** START **

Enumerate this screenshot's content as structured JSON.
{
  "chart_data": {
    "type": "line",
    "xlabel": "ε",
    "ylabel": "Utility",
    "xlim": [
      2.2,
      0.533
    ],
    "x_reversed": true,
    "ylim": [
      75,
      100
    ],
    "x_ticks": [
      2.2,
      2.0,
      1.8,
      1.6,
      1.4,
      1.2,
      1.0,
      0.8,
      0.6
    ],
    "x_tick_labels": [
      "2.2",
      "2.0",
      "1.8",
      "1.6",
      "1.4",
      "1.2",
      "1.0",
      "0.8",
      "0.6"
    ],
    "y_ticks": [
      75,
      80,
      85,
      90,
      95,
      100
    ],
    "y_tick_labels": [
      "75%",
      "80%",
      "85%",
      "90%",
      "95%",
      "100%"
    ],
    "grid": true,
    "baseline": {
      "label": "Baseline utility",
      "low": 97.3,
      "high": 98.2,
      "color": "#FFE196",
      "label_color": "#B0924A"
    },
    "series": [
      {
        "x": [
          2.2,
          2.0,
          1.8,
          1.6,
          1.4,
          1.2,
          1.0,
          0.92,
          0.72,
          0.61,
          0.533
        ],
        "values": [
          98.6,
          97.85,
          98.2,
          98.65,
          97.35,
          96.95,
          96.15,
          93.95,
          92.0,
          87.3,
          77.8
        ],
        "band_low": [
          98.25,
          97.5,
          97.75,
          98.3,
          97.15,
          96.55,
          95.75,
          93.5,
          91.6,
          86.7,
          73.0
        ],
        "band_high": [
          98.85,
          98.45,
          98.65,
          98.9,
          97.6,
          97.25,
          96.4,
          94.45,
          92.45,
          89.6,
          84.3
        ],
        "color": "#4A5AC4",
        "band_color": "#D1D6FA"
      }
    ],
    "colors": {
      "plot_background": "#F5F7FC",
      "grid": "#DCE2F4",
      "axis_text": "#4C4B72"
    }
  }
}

** END **

From the first line to the last, retype the data exactly.

- _The answer_:
Enumerate this screenshot's content as structured JSON.
{
  "chart_data": {
    "type": "line",
    "xlabel": "ε",
    "ylabel": "Utility",
    "xlim": [
      2.2,
      0.533
    ],
    "x_reversed": true,
    "ylim": [
      75,
      100
    ],
    "x_ticks": [
      2.2,
      2.0,
      1.8,
      1.6,
      1.4,
      1.2,
      1.0,
      0.8,
      0.6
    ],
    "x_tick_labels": [
      "2.2",
      "2.0",
      "1.8",
      "1.6",
      "1.4",
      "1.2",
      "1.0",
      "0.8",
      "0.6"
    ],
    "y_ticks": [
      75,
      80,
      85,
      90,
      95,
      100
    ],
    "y_tick_labels": [
      "75%",
      "80%",
      "85%",
      "90%",
      "95%",
      "100%"
    ],
    "grid": true,
    "baseline": {
      "label": "Baseline utility",
      "low": 97.3,
      "high": 98.2,
      "color": "#FFE196",
      "label_color": "#B0924A"
    },
    "series": [
      {
        "x": [
          2.2,
          2.0,
          1.8,
          1.6,
          1.4,
          1.2,
          1.0,
          0.92,
          0.72,
          0.61,
          0.533
        ],
        "values": [
          98.6,
          97.85,
          98.2,
          98.65,
          97.35,
          96.95,
          96.15,
          93.95,
          92.0,
          87.3,
          77.8
        ],
        "band_low": [
          98.25,
          97.5,
          97.75,
          98.3,
          97.15,
          96.55,
          95.75,
          93.5,
          91.6,
          86.7,
          73.0
        ],
        "band_high": [
          98.85,
          98.45,
          98.65,
          98.9,
          97.6,
          97.25,
          96.4,
          94.45,
          92.45,
          89.6,
          84.3
        ],
        "color": "#4A5AC4",
        "band_color": "#D1D6FA"
      }
    ],
    "colors": {
      "plot_background": "#F5F7FC",
      "grid": "#DCE2F4",
      "axis_text": "#4C4B72"
    }
  }
}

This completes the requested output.